Problem statement => Every line of the records must be repeated exactly; pictures stay out.

Provided entries =>
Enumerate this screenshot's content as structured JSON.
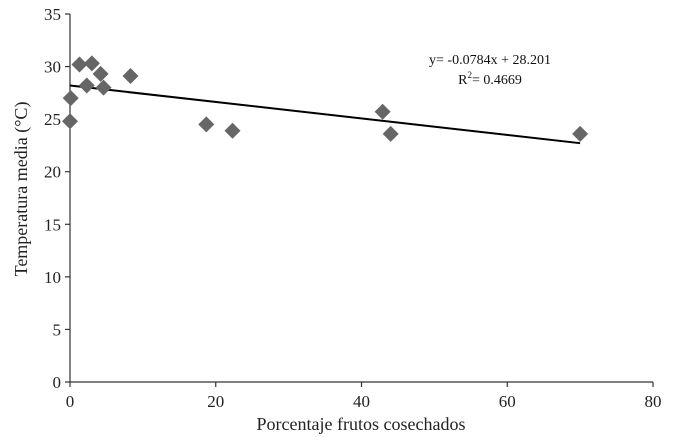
{
  "chart_data": {
    "type": "scatter",
    "title": "",
    "xlabel": "Porcentaje frutos cosechados",
    "ylabel": "Temperatura media (°C)",
    "xlim": [
      0,
      80
    ],
    "ylim": [
      0,
      35
    ],
    "xticks": [
      0,
      20,
      40,
      60,
      80
    ],
    "yticks": [
      0,
      5,
      10,
      15,
      20,
      25,
      30,
      35
    ],
    "grid": false,
    "marker_color": "#666666",
    "line_color": "#000000",
    "points": [
      {
        "x": 0.0,
        "y": 24.8
      },
      {
        "x": 0.1,
        "y": 27.0
      },
      {
        "x": 1.3,
        "y": 30.2
      },
      {
        "x": 2.3,
        "y": 28.2
      },
      {
        "x": 3.0,
        "y": 30.3
      },
      {
        "x": 4.2,
        "y": 29.3
      },
      {
        "x": 4.6,
        "y": 28.0
      },
      {
        "x": 8.3,
        "y": 29.1
      },
      {
        "x": 18.7,
        "y": 24.5
      },
      {
        "x": 22.3,
        "y": 23.9
      },
      {
        "x": 42.9,
        "y": 25.7
      },
      {
        "x": 44.0,
        "y": 23.6
      },
      {
        "x": 70.0,
        "y": 23.6
      }
    ],
    "trendline": {
      "slope": -0.0784,
      "intercept": 28.201,
      "x_range": [
        0,
        70
      ]
    },
    "equation_line1": "y= -0.0784x + 28.201",
    "equation_r2_prefix": "R",
    "equation_r2_sup": "2",
    "equation_r2_value": "= 0.4669"
  }
}
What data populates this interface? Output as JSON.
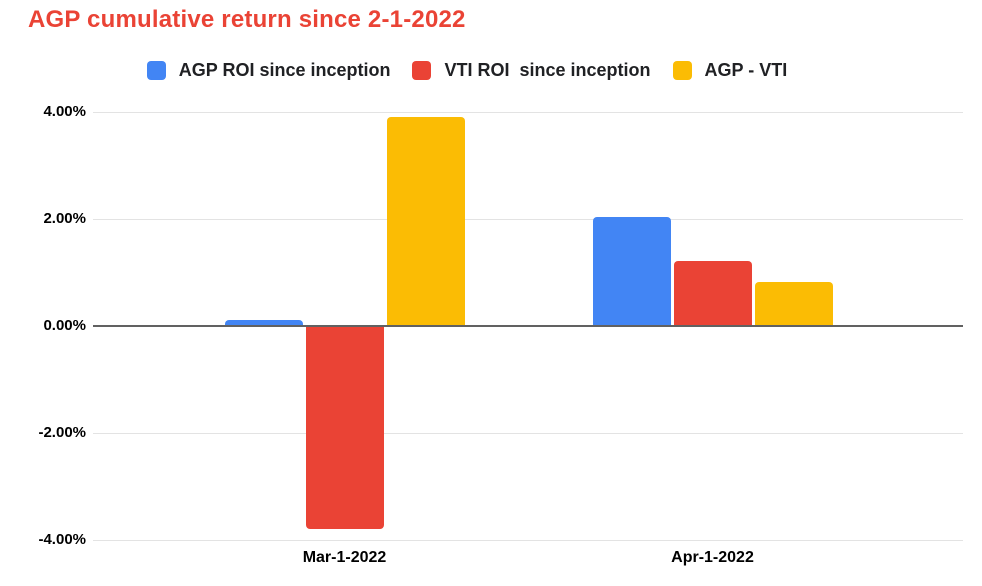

The reply =>
Enumerate this screenshot's content as structured JSON.
{
  "chart_data": {
    "type": "scatter",
    "title": "",
    "xlabel": "Porcentaje frutos cosechados",
    "ylabel": "Temperatura media (°C)",
    "xlim": [
      0,
      80
    ],
    "ylim": [
      0,
      35
    ],
    "xticks": [
      0,
      20,
      40,
      60,
      80
    ],
    "yticks": [
      0,
      5,
      10,
      15,
      20,
      25,
      30,
      35
    ],
    "grid": false,
    "marker_color": "#666666",
    "line_color": "#000000",
    "points": [
      {
        "x": 0.0,
        "y": 24.8
      },
      {
        "x": 0.1,
        "y": 27.0
      },
      {
        "x": 1.3,
        "y": 30.2
      },
      {
        "x": 2.3,
        "y": 28.2
      },
      {
        "x": 3.0,
        "y": 30.3
      },
      {
        "x": 4.2,
        "y": 29.3
      },
      {
        "x": 4.6,
        "y": 28.0
      },
      {
        "x": 8.3,
        "y": 29.1
      },
      {
        "x": 18.7,
        "y": 24.5
      },
      {
        "x": 22.3,
        "y": 23.9
      },
      {
        "x": 42.9,
        "y": 25.7
      },
      {
        "x": 44.0,
        "y": 23.6
      },
      {
        "x": 70.0,
        "y": 23.6
      }
    ],
    "trendline": {
      "slope": -0.0784,
      "intercept": 28.201,
      "x_range": [
        0,
        70
      ]
    },
    "equation_line1": "y= -0.0784x + 28.201",
    "equation_r2_prefix": "R",
    "equation_r2_sup": "2",
    "equation_r2_value": "= 0.4669"
  }
}
What data populates this interface? Output as JSON.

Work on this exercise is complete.